- _作答說明_
a – 下面這段大健康對談開頭列出了四個最重要的要點，請逐一寫出。
b – 請照錄下面這段大健康對談中的一段文字，從「主持人:我就問馮侖,因為我們」開始，到「事情,這是我們理解的大健康。」結束。

- _分析文本_
——————————
所以這就是四個最重要的要點:信息,專業人士,合作和基礎設施,能夠讓我們獲得信息的基礎設施,所以這對我們來講非常重要,能夠給我們帶很好的思想和視野,去幫助我們提升,幫助社會,幫助整個世界。
主持人:我就問馮侖,因為我們剛剛講到了技術,還有包括我們的法律、企業等等不同的角度。所以我想在這方面,我們希望能夠通過一種新的方式,為社會的健康做出幫助,希望提供給社會一種可承受的醫療保障系統,醫院也好,在這麼多科學家、教授所做貢獻的基礎上,你非常簡單的在你剛才的介紹比較關鍵的幾點,未來你希望如何利用科學的進步,無論是我們的測試、細胞治療,能夠在你的商業計劃中實現一些。
馮侖:這個我講兩個方面,一個方面就是,關於大健康我們作為投資不動,包括投資來看,我們是從人的消費結構還有經濟支出角度來看,我們是從這個角度來看的,因為我們不是從技術角度來看。從這個角度來看,中國支出上有一個規律,就是大家把大健康叫的越來越多的時候,看病支出比例越來越小,以前特別貧困的時候,可能90%費用支出都在看病上,但是隨人均 收入的增長,可能這個比例越來越低,而在非病的狀態下支出越來越大,大概最終的結果就是看病三分之一,病之前預防和保健這部分占三分之一,病之后康復調養這部分又占三分之一。所以從這個角度來看,我們的業務發展實際上從做房子這個角度來,醫院只是我們很小的一個業務,而醫院以外,比如剛才汪建展示的這些房子,這些都是大健康,都是跟房子有關的事情。
另外的更寬一點,修廟也是大健康的事情,精神、心靈,他在生病之前怎麼保證心靈的平衡,這些都是大健康,這些都是我們要研究的。所以我們研究方面,除了看病以外,兩頭是我們作為投資不動來服務的看的一件事情,這是我們理解的大健康。
第二,我們要改變在這個健康行業發展的價值鏈的配置過程。專家剛才講的部分都屬於我們關注,但不屬於我們的行業,我們的行業非常簡單,比如做一個醫院,以往政府要通過財政免費撥款,然后拿去做一個醫院,做醫院以后又給所有人服務,最后看病、醫保也不完全健康,所以政府每天補大量的錢。我們現在做的工作,我們在做一些理想城市的實驗,就是這個房子首先不是政府出資的,比如跟保險公司合作,保險公司來投資這樣一個房子,同時在這個城市裏住的所有人要買這個保險公司的品,而這些買保險公司品的這些人,就在指定的醫院看病,這樣就變成了一個循環,而這個房子在專業上我們提供的,我們提供房間裏面的空氣和水,包括機電、照明這些,我們來做這些硬體,所以這樣一個改變,實際上就使這個健康行業的發展提速,我們只是在扮演這樣一個小角色。
——————————
- _資料清單_
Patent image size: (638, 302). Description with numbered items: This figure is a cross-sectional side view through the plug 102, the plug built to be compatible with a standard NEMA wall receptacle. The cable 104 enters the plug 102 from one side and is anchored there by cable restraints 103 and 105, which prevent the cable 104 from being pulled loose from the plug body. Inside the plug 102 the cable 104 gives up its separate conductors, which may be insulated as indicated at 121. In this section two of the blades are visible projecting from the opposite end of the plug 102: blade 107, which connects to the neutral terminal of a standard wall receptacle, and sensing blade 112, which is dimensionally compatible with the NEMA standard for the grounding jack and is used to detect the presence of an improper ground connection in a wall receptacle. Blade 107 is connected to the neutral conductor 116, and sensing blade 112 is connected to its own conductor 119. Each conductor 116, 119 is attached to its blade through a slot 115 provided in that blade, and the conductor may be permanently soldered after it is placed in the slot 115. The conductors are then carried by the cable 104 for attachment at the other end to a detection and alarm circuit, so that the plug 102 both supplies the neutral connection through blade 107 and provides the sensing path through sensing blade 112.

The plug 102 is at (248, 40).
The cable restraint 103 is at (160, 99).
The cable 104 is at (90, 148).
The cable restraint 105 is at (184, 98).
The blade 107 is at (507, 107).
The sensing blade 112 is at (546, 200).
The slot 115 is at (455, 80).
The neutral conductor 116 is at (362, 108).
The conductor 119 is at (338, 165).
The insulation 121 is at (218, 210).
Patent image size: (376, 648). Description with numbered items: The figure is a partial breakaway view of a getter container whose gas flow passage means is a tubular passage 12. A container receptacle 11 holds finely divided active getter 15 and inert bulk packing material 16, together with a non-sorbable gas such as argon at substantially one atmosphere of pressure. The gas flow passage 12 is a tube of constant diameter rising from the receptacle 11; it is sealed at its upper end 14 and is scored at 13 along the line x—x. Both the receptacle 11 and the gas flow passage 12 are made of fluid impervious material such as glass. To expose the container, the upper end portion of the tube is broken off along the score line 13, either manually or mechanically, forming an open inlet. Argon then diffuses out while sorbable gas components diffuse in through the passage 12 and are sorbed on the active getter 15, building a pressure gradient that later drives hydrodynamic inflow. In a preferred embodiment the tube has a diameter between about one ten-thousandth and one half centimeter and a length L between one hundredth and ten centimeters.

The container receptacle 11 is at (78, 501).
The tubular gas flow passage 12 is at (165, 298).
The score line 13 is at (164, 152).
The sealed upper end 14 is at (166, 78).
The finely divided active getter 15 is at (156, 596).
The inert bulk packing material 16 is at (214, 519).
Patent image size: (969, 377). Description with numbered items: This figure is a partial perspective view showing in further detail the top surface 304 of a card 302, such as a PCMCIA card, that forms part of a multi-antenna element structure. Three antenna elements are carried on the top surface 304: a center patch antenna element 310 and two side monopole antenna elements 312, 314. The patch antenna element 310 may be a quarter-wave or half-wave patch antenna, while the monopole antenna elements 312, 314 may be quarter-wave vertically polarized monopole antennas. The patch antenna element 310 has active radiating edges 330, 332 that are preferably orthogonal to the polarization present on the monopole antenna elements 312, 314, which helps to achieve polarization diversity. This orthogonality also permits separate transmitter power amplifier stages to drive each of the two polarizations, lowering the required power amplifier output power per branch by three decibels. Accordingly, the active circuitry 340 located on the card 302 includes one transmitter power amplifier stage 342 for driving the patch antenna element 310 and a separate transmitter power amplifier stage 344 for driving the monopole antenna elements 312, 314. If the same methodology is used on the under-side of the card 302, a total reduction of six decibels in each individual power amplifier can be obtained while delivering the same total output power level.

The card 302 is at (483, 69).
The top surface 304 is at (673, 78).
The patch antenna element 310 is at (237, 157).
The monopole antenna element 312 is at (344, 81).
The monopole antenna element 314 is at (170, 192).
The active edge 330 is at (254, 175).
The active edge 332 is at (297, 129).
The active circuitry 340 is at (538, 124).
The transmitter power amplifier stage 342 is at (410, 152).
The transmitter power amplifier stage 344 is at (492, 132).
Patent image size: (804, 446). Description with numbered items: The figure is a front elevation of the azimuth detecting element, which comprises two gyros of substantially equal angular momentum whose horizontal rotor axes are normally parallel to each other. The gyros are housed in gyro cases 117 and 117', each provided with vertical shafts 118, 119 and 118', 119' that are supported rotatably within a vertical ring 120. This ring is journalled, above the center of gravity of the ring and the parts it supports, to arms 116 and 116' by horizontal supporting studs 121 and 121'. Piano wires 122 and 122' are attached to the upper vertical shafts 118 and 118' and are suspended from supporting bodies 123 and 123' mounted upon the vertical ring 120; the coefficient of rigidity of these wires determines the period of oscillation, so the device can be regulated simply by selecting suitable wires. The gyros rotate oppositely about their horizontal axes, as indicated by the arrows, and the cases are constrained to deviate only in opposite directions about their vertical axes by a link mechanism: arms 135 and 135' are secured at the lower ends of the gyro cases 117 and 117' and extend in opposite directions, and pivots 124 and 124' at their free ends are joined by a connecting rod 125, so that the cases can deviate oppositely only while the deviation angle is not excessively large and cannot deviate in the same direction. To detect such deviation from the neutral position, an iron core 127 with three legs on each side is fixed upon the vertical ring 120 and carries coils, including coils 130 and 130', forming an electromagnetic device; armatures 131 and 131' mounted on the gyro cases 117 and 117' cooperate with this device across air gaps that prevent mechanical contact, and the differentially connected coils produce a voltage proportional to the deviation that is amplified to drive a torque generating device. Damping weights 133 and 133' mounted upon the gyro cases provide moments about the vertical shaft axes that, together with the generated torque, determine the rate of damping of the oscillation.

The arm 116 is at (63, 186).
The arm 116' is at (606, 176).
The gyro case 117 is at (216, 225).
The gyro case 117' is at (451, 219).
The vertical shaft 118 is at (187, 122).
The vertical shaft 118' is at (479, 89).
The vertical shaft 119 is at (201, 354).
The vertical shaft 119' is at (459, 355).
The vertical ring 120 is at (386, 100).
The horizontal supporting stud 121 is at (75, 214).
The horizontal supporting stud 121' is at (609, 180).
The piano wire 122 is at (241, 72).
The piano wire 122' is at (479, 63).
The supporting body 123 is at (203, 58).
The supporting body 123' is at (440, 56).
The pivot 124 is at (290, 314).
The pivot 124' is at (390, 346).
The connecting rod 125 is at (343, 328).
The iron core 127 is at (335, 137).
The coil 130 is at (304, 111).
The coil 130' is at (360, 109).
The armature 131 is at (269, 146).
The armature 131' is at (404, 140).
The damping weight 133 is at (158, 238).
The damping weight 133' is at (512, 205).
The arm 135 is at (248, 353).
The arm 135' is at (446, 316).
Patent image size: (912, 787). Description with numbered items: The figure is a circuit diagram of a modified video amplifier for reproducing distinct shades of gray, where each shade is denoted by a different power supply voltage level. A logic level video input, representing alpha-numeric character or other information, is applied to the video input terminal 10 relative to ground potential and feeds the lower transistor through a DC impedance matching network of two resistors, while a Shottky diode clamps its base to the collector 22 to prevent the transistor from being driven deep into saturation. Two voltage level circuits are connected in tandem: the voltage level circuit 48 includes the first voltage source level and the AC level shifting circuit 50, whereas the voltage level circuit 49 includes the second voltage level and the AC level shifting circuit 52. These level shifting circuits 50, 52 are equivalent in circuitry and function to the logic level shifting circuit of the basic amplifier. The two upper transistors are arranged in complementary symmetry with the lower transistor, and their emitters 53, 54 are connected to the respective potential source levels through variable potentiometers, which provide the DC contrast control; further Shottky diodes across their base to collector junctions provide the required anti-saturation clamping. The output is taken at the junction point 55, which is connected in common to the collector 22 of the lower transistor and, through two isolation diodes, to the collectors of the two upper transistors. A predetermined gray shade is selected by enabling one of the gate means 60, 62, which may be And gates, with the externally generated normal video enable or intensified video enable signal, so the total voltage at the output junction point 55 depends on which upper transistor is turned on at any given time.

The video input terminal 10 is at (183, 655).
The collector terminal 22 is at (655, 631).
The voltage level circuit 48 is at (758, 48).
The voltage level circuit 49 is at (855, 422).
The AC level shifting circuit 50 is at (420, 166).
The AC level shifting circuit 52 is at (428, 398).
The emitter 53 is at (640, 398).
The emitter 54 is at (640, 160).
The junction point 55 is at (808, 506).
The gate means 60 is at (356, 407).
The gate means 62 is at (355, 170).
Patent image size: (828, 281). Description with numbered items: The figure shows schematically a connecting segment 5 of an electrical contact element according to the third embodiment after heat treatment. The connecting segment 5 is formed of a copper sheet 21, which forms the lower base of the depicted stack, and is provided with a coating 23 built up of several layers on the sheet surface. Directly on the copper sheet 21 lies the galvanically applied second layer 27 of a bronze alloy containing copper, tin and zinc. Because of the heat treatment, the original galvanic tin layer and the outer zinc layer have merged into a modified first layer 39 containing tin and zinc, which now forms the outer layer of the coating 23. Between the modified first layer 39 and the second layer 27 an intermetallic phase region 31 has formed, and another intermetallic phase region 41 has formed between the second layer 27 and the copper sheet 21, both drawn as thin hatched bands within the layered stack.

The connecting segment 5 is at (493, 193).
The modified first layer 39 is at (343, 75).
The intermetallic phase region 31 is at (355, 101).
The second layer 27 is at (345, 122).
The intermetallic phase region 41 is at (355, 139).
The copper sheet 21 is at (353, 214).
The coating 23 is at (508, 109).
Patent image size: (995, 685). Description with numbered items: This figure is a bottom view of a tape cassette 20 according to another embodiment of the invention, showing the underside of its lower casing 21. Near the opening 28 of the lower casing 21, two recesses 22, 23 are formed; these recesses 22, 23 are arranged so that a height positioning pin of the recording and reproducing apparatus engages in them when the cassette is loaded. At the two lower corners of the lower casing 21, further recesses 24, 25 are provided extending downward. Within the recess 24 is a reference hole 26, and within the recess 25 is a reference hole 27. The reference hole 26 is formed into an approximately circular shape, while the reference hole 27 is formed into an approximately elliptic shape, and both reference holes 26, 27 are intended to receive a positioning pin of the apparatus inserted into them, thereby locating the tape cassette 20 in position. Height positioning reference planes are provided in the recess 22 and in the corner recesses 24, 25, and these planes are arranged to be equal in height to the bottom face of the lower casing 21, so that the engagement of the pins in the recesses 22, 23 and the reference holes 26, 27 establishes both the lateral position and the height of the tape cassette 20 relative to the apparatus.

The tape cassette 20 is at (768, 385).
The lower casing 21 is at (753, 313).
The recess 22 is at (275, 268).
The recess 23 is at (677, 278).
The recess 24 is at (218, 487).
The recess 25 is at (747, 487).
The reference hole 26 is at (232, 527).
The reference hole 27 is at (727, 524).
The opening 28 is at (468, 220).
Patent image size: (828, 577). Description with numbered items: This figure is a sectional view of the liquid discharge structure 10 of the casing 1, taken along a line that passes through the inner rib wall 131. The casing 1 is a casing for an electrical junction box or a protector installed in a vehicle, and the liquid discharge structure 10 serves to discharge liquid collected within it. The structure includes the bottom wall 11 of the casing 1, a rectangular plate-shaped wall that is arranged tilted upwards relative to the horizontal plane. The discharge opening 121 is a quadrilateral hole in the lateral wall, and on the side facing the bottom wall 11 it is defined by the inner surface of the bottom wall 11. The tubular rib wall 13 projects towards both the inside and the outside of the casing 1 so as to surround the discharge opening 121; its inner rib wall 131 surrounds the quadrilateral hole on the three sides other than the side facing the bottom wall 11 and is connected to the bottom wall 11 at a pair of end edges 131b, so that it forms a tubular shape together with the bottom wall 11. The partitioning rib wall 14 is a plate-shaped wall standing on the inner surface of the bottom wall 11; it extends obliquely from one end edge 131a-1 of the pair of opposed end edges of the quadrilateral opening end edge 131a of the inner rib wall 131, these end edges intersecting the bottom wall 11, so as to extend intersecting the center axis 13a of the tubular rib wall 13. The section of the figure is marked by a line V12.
——————————
- _各題答案_
a – 信息、專業人士、合作、基礎設施

b –
主持人:我就問馮侖,因為我們剛剛講到了技術,還有包括我們的法律、企業等等不同的角度。所以我想在這方面,我們希望能夠通過一種新的方式,為社會的健康做出幫助,希望提供給社會一種可承受的醫療保障系統,醫院也好,在這麼多科學家、教授所做貢獻的基礎上,你非常簡單的在你剛才的介紹比較關鍵的幾點,未來你希望如何利用科學的進步,無論是我們的測試、細胞治療,能夠在你的商業計劃中實現一些。
馮侖:這個我講兩個方面,一個方面就是,關於大健康我們作為投資不動,包括投資來看,我們是從人的消費結構還有經濟支出角度來看,我們是從這個角度來看的,因為我們不是從技術角度來看。從這個角度來看,中國支出上有一個規律,就是大家把大健康叫的越來越多的時候,看病支出比例越來越小,以前特別貧困的時候,可能90%費用支出都在看病上,但是隨人均 收入的增長,可能這個比例越來越低,而在非病的狀態下支出越來越大,大概最終的結果就是看病三分之一,病之前預防和保健這部分占三分之一,病之后康復調養這部分又占三分之一。所以從這個角度來看,我們的業務發展實際上從做房子這個角度來,醫院只是我們很小的一個業務,而醫院以外,比如剛才汪建展示的這些房子,這些都是大健康,都是跟房子有關的事情。
另外的更寬一點,修廟也是大健康的事情,精神、心靈,他在生病之前怎麼保證心靈的平衡,這些都是大健康,這些都是我們要研究的。所以我們研究方面,除了看病以外,兩頭是我們作為投資不動來服務的看的一件事情,這是我們理解的大健康。